>> START Supplied material

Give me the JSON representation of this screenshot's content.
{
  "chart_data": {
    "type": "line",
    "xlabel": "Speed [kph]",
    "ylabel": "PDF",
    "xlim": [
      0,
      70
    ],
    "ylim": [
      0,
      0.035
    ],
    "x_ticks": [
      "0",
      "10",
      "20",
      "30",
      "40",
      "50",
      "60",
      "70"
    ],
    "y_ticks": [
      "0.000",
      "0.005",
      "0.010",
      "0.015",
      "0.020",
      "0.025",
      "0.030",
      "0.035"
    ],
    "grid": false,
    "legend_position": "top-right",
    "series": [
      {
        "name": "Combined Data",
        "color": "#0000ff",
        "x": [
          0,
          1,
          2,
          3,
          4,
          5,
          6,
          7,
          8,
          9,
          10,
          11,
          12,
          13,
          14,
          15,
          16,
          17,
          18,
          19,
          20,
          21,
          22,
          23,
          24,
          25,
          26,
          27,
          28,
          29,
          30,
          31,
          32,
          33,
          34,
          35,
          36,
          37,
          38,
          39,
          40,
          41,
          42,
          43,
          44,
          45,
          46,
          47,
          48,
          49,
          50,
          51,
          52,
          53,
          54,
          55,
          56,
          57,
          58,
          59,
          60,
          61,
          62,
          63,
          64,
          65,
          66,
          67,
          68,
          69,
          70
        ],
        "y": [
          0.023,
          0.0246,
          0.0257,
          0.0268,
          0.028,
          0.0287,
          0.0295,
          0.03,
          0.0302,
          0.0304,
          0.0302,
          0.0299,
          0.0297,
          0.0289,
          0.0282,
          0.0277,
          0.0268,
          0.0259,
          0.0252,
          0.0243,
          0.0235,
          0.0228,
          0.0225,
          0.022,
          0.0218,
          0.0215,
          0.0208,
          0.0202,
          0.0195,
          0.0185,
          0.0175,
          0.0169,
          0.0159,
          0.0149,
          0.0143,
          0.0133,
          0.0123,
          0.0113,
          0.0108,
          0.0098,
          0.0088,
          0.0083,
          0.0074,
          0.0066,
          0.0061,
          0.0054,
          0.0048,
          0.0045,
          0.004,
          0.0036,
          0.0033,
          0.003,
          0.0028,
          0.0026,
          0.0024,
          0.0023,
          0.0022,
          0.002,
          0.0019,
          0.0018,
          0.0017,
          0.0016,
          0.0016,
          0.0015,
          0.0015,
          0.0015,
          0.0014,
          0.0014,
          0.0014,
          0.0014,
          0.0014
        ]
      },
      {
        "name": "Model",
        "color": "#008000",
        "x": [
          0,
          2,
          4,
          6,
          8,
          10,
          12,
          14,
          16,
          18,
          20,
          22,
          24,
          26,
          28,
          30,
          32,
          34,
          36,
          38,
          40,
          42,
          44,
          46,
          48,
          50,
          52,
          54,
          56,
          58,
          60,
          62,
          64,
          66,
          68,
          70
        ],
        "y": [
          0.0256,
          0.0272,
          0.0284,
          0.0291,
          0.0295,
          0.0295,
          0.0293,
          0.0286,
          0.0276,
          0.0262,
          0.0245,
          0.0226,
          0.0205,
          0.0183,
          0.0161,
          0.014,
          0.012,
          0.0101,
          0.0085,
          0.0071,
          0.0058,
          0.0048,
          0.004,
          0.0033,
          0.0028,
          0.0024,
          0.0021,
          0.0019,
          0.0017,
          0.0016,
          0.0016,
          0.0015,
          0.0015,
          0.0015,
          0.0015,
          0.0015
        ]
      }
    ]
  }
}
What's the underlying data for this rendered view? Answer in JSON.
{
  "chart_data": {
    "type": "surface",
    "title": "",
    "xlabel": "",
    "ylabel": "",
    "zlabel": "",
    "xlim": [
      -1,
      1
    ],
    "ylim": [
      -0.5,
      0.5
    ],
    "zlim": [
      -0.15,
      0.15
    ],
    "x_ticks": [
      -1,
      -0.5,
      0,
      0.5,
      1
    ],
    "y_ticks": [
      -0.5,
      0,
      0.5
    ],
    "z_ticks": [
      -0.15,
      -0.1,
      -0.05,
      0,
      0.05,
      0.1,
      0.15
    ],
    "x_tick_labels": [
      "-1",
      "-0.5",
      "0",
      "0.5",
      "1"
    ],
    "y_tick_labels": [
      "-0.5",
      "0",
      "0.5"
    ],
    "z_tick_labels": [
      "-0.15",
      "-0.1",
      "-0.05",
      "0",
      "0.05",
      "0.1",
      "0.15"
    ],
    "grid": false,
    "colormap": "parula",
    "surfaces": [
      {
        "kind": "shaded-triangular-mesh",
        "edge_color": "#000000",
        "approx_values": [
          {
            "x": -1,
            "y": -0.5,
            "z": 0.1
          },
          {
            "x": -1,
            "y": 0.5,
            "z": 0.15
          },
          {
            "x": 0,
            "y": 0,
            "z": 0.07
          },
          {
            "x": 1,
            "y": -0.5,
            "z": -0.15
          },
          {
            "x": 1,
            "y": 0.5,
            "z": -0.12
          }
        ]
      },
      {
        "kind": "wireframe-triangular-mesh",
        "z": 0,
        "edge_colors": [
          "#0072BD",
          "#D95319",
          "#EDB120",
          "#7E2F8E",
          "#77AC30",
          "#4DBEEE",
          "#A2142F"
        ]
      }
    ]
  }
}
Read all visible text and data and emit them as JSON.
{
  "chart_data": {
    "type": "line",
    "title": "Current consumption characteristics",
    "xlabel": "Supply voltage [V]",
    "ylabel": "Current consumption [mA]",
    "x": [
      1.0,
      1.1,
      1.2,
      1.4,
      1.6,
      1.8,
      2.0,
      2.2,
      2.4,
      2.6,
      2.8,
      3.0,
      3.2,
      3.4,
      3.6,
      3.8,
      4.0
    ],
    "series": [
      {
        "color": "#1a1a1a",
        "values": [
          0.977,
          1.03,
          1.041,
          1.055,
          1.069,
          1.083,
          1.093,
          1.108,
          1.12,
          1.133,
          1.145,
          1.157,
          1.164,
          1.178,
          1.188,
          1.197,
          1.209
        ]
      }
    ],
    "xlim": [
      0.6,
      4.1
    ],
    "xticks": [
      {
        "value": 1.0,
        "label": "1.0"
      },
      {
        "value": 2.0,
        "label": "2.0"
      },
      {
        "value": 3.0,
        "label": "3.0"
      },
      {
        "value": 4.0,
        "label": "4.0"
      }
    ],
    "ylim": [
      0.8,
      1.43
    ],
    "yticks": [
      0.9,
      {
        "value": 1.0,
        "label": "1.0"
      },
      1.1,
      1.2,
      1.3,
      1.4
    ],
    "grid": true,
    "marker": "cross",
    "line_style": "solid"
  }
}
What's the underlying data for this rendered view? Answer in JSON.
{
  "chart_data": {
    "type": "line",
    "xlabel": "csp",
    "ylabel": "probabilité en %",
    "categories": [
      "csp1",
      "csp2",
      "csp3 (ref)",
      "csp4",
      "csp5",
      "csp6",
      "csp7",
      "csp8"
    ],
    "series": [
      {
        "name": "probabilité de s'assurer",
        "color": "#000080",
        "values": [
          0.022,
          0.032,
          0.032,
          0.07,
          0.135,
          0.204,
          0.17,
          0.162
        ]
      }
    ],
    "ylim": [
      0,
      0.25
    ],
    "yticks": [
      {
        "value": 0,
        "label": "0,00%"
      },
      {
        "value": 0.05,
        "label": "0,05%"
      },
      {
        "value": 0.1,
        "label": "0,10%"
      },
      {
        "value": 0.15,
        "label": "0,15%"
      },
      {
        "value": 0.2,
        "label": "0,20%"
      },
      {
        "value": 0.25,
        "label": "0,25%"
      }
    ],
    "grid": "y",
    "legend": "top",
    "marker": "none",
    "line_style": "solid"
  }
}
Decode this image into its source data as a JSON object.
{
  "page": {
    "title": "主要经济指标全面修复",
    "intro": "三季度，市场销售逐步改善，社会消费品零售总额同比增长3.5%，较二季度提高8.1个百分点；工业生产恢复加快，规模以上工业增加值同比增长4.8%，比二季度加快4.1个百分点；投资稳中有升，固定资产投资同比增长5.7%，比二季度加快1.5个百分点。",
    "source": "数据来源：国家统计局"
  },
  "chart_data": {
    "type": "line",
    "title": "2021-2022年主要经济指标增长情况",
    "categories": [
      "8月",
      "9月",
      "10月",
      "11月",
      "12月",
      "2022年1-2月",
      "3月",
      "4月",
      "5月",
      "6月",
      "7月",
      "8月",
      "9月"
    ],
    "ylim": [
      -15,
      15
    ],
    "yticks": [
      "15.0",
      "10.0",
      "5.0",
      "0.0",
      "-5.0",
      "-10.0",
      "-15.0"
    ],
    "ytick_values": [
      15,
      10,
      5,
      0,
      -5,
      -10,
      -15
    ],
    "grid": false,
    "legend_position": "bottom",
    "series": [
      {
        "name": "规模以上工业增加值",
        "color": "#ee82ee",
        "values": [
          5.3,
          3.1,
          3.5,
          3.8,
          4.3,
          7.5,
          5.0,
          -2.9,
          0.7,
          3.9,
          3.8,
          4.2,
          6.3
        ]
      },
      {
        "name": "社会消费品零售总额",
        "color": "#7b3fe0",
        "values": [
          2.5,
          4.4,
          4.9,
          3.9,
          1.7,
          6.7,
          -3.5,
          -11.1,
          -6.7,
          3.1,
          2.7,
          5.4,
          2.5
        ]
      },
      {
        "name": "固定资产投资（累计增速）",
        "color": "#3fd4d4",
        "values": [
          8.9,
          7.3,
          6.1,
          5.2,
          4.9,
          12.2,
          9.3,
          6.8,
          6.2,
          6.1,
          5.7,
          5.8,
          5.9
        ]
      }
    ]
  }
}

>> END Supplied material

● Goal:
Gather each line holding the string "this".

● Response to the task:
Give me the JSON representation of this screenshot's content.
What's the underlying data for this rendered view? Answer in JSON.
What's the underlying data for this rendered view? Answer in JSON.
Decode this image into its source data as a JSON object.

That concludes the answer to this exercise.